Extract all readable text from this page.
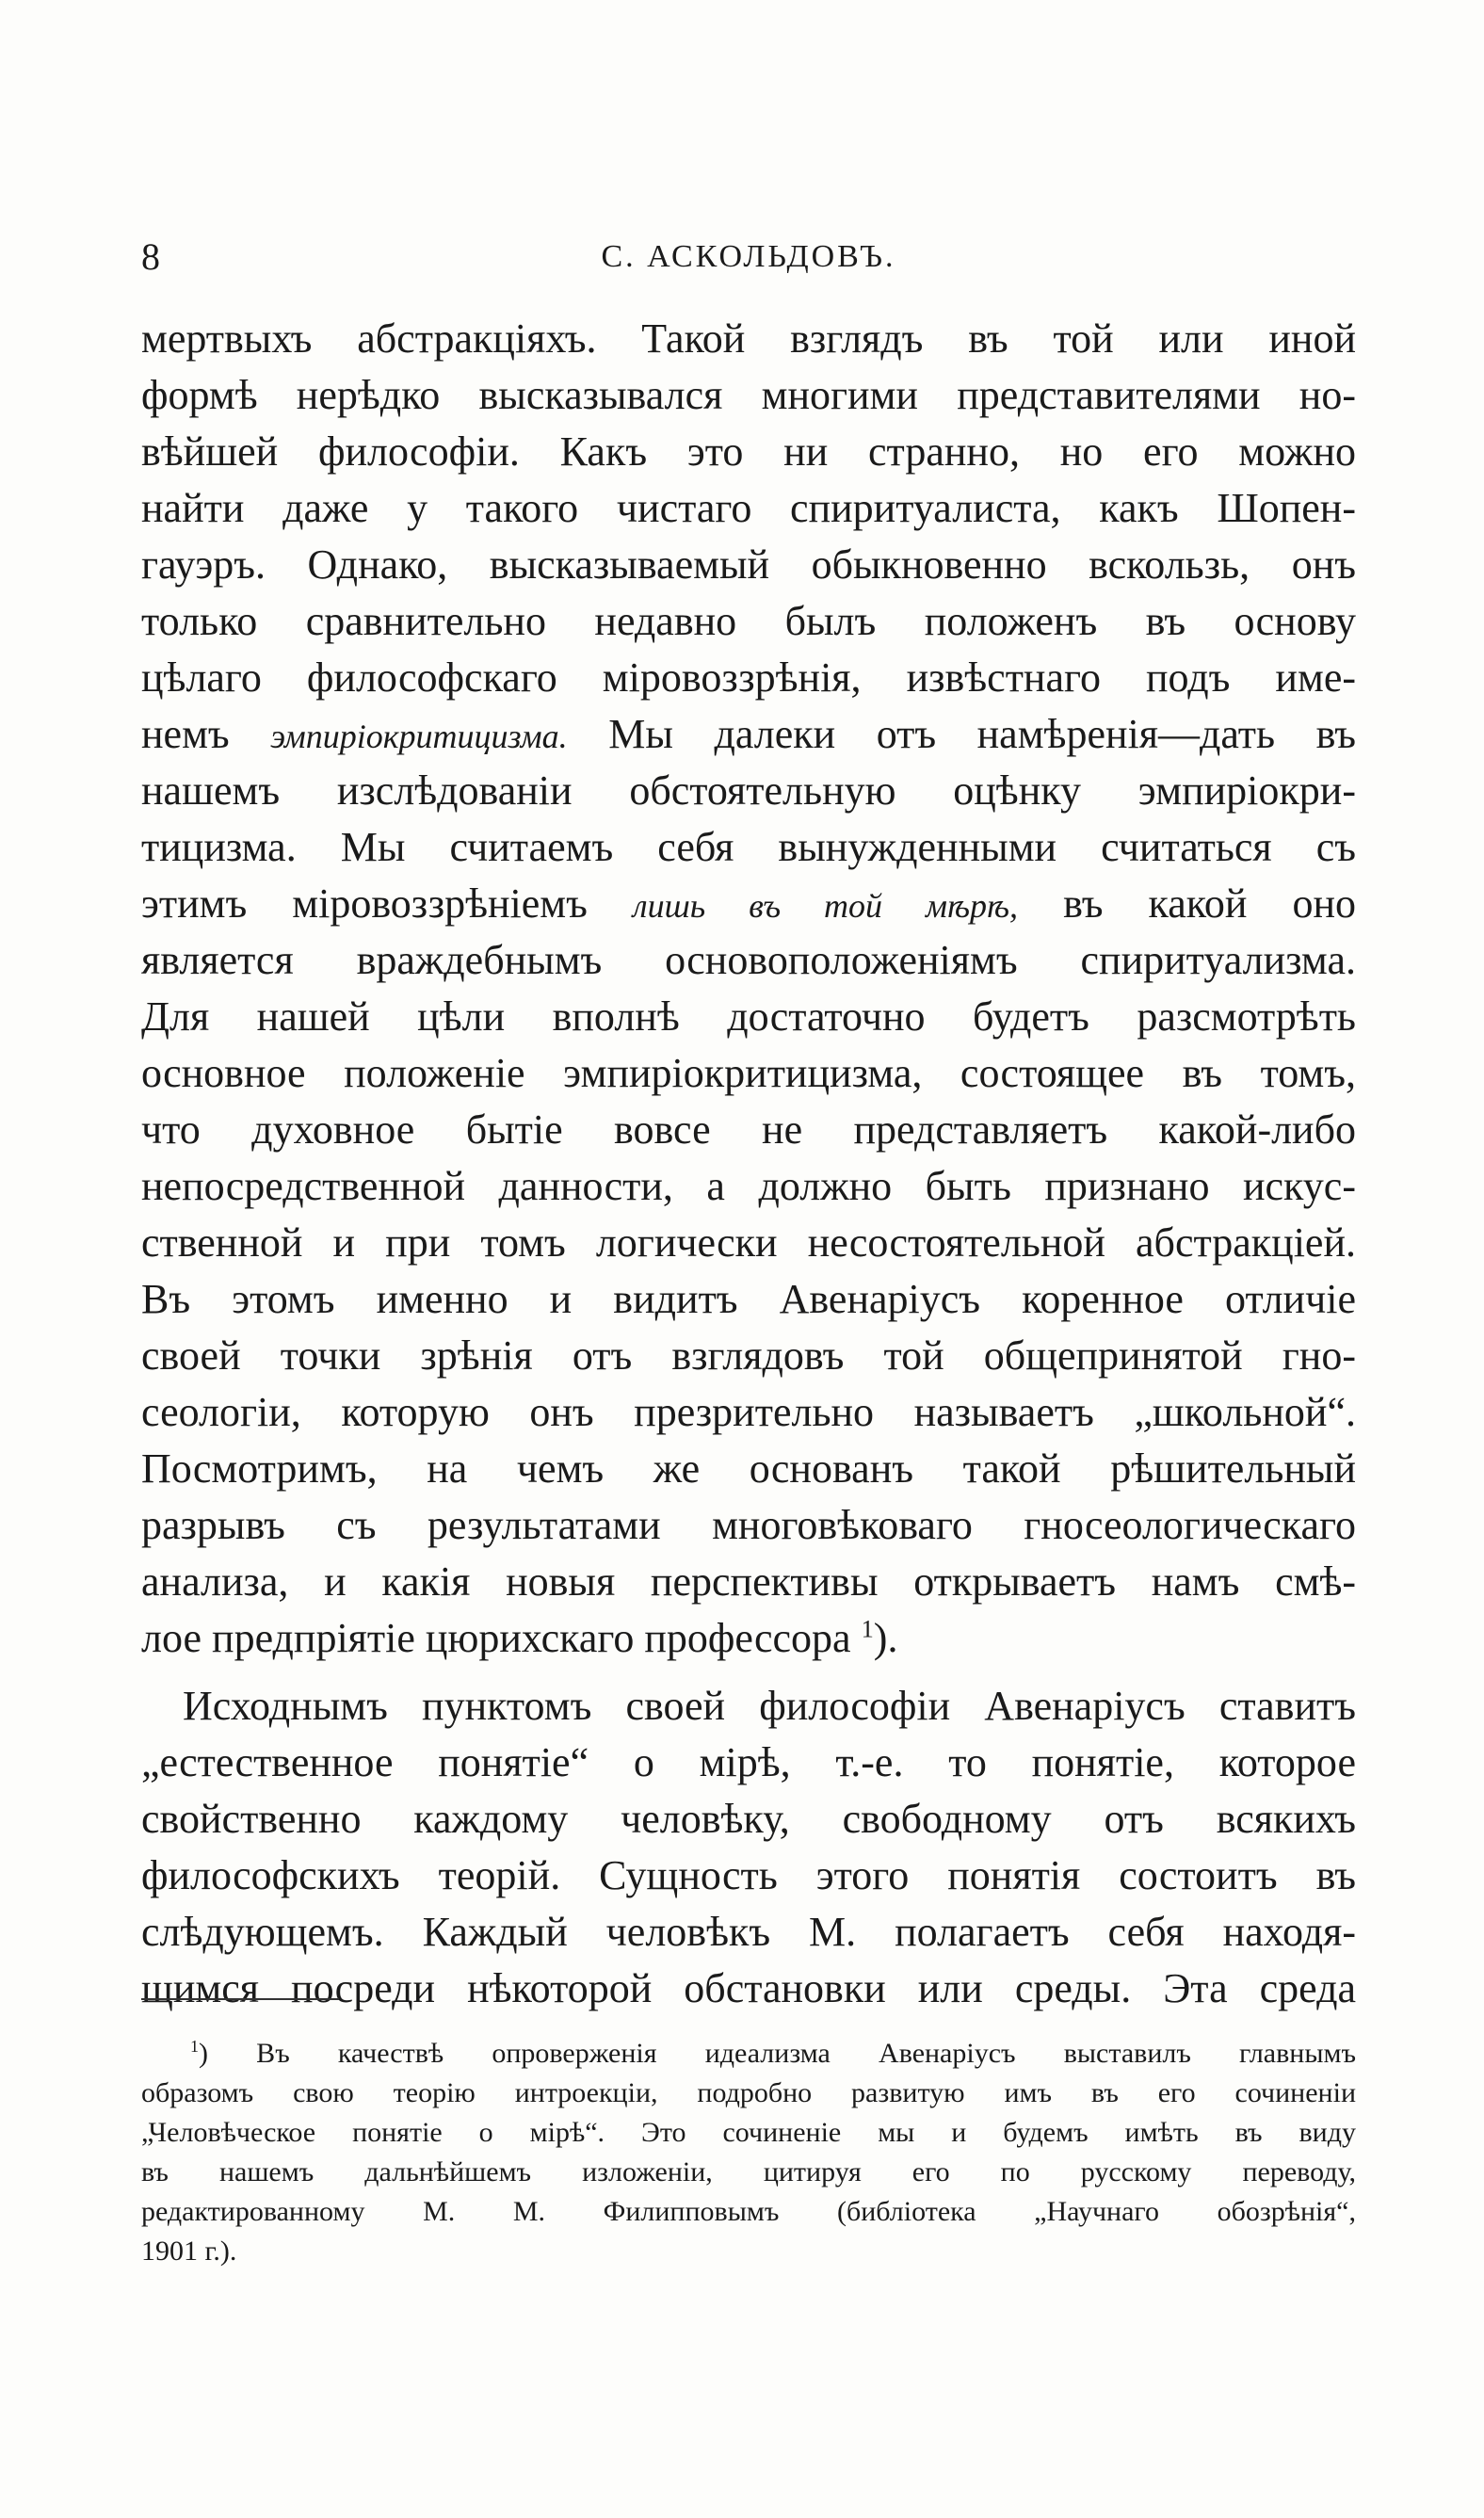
8	С. АСКОЛЬДОВЪ.
мертвыхъ абстракціяхъ. Такой взглядъ въ той или иной
формѣ нерѣдко высказывался многими представителями но-
вѣйшей философіи. Какъ это ни странно, но его можно
найти даже у такого чистаго спиритуалиста, какъ Шопен-
гауэръ. Однако, высказываемый обыкновенно вскользь, онъ
только сравнительно недавно былъ положенъ въ основу
цѣлаго философскаго міровоззрѣнія, извѣстнаго подъ име-
немъ эмпиріокритицизма. Мы далеки отъ намѣренія—дать въ
нашемъ изслѣдованіи обстоятельную оцѣнку эмпиріокри-
тицизма. Мы считаемъ себя вынужденными считаться съ
этимъ міровоззрѣніемъ лишь въ той мѣрѣ, въ какой оно
является враждебнымъ основоположеніямъ спиритуализма.
Для нашей цѣли вполнѣ достаточно будетъ разсмотрѣть
основное положеніе эмпиріокритицизма, состоящее въ томъ,
что духовное бытіе вовсе не представляетъ какой-либо
непосредственной данности, а должно быть признано искус-
ственной и при томъ логически несостоятельной абстракціей.
Въ этомъ именно и видитъ Авенаріусъ коренное отличіе
своей точки зрѣнія отъ взглядовъ той общепринятой гно-
сеологіи, которую онъ презрительно называетъ „школьной“.
Посмотримъ, на чемъ же основанъ такой рѣшительный
разрывъ съ результатами многовѣковаго гносеологическаго
анализа, и какія новыя перспективы открываетъ намъ смѣ-
лое предпріятіе цюрихскаго профессора $^1$).
Исходнымъ пунктомъ своей философіи Авенаріусъ ставитъ
„естественное понятіе“ о мірѣ, т.-е. то понятіе, которое
свойственно каждому человѣку, свободному отъ всякихъ
философскихъ теорій. Сущность этого понятія состоитъ въ
слѣдующемъ. Каждый человѣкъ М. полагаетъ себя находя-
щимся посреди нѣкоторой обстановки или среды. Эта среда
$^1$) Въ качествѣ опроверженія идеализма Авенаріусъ выставилъ главнымъ
образомъ свою теорію интроекціи, подробно развитую имъ въ его сочиненіи
„Человѣческое понятіе о мірѣ“. Это сочиненіе мы и будемъ имѣть въ виду
въ нашемъ дальнѣйшемъ изложеніи, цитируя его по русскому переводу,
редактированному М. М. Филипповымъ (библіотека „Научнаго обозрѣнія“,
1901 г.).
* * *
__EXERCISE TASK__.
Look for the word "философіи" in every line of the listing and copy the lines that have it.

__RESULT FOR THIS TASK__.
вѣйшей философіи. Какъ это ни странно, но его можно
Исходнымъ пунктомъ своей философіи Авенаріусъ ставитъ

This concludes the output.